● **EXERCISE**
Output the full listing below exactly as it reads, and skip anything that is a picture.

● **INPUT FOR THIS TASK**
— BEGIN —
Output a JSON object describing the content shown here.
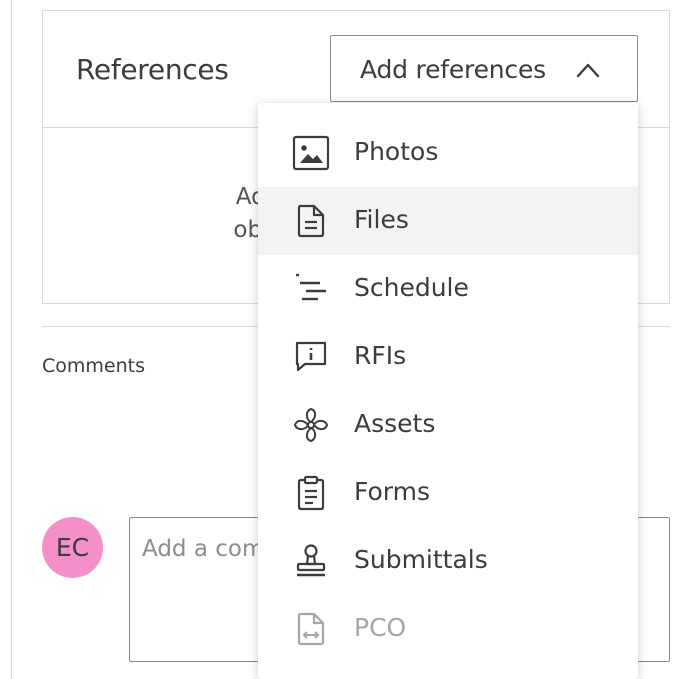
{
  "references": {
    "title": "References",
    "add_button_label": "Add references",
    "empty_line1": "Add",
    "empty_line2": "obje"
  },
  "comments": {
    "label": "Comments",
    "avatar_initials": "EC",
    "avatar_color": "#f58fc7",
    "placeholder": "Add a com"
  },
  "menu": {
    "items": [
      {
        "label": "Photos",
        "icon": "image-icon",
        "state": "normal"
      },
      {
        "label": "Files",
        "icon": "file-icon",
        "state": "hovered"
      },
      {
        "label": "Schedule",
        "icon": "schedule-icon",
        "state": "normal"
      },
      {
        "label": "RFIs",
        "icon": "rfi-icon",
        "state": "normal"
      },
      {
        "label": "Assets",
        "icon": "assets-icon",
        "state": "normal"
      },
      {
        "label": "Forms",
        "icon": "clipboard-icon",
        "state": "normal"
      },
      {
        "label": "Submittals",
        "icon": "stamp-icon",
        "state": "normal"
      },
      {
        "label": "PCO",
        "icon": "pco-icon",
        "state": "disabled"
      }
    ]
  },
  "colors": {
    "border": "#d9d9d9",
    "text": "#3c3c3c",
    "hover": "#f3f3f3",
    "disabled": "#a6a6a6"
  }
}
— END —
● **SOLUTION TO THE EXERCISE**
Output a JSON object describing the content shown here.
{
  "references": {
    "title": "References",
    "add_button_label": "Add references",
    "empty_line1": "Add",
    "empty_line2": "obje"
  },
  "comments": {
    "label": "Comments",
    "avatar_initials": "EC",
    "avatar_color": "#f58fc7",
    "placeholder": "Add a com"
  },
  "menu": {
    "items": [
      {
        "label": "Photos",
        "icon": "image-icon",
        "state": "normal"
      },
      {
        "label": "Files",
        "icon": "file-icon",
        "state": "hovered"
      },
      {
        "label": "Schedule",
        "icon": "schedule-icon",
        "state": "normal"
      },
      {
        "label": "RFIs",
        "icon": "rfi-icon",
        "state": "normal"
      },
      {
        "label": "Assets",
        "icon": "assets-icon",
        "state": "normal"
      },
      {
        "label": "Forms",
        "icon": "clipboard-icon",
        "state": "normal"
      },
      {
        "label": "Submittals",
        "icon": "stamp-icon",
        "state": "normal"
      },
      {
        "label": "PCO",
        "icon": "pco-icon",
        "state": "disabled"
      }
    ]
  },
  "colors": {
    "border": "#d9d9d9",
    "text": "#3c3c3c",
    "hover": "#f3f3f3",
    "disabled": "#a6a6a6"
  }
}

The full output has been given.